Listing:
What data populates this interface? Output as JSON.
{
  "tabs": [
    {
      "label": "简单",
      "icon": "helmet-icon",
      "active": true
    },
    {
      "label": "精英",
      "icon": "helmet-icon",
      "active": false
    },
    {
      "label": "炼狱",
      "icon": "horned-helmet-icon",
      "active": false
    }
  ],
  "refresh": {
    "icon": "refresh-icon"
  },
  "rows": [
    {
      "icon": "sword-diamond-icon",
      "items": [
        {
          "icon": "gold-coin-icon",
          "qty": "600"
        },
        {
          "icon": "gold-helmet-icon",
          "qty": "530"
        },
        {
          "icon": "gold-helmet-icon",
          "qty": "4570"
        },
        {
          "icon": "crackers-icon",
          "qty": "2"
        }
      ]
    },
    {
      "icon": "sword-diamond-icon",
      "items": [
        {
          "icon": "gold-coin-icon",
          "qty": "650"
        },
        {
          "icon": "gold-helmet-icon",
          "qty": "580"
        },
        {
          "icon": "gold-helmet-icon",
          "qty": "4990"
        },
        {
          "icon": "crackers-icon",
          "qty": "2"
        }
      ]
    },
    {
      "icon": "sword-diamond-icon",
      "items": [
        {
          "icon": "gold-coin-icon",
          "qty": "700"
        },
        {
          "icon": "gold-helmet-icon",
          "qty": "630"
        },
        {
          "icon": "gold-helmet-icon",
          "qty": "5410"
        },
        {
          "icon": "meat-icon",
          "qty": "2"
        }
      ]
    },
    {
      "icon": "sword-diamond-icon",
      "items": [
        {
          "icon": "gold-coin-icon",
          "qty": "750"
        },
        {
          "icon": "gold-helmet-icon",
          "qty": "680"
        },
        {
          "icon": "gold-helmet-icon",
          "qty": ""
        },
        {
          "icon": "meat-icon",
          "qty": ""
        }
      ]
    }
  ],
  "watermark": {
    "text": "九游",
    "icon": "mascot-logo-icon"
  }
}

Written exercise: Go through the listing above and restate it word for word.

Exercise result:
What data populates this interface? Output as JSON.
{
  "tabs": [
    {
      "label": "简单",
      "icon": "helmet-icon",
      "active": true
    },
    {
      "label": "精英",
      "icon": "helmet-icon",
      "active": false
    },
    {
      "label": "炼狱",
      "icon": "horned-helmet-icon",
      "active": false
    }
  ],
  "refresh": {
    "icon": "refresh-icon"
  },
  "rows": [
    {
      "icon": "sword-diamond-icon",
      "items": [
        {
          "icon": "gold-coin-icon",
          "qty": "600"
        },
        {
          "icon": "gold-helmet-icon",
          "qty": "530"
        },
        {
          "icon": "gold-helmet-icon",
          "qty": "4570"
        },
        {
          "icon": "crackers-icon",
          "qty": "2"
        }
      ]
    },
    {
      "icon": "sword-diamond-icon",
      "items": [
        {
          "icon": "gold-coin-icon",
          "qty": "650"
        },
        {
          "icon": "gold-helmet-icon",
          "qty": "580"
        },
        {
          "icon": "gold-helmet-icon",
          "qty": "4990"
        },
        {
          "icon": "crackers-icon",
          "qty": "2"
        }
      ]
    },
    {
      "icon": "sword-diamond-icon",
      "items": [
        {
          "icon": "gold-coin-icon",
          "qty": "700"
        },
        {
          "icon": "gold-helmet-icon",
          "qty": "630"
        },
        {
          "icon": "gold-helmet-icon",
          "qty": "5410"
        },
        {
          "icon": "meat-icon",
          "qty": "2"
        }
      ]
    },
    {
      "icon": "sword-diamond-icon",
      "items": [
        {
          "icon": "gold-coin-icon",
          "qty": "750"
        },
        {
          "icon": "gold-helmet-icon",
          "qty": "680"
        },
        {
          "icon": "gold-helmet-icon",
          "qty": ""
        },
        {
          "icon": "meat-icon",
          "qty": ""
        }
      ]
    }
  ],
  "watermark": {
    "text": "九游",
    "icon": "mascot-logo-icon"
  }
}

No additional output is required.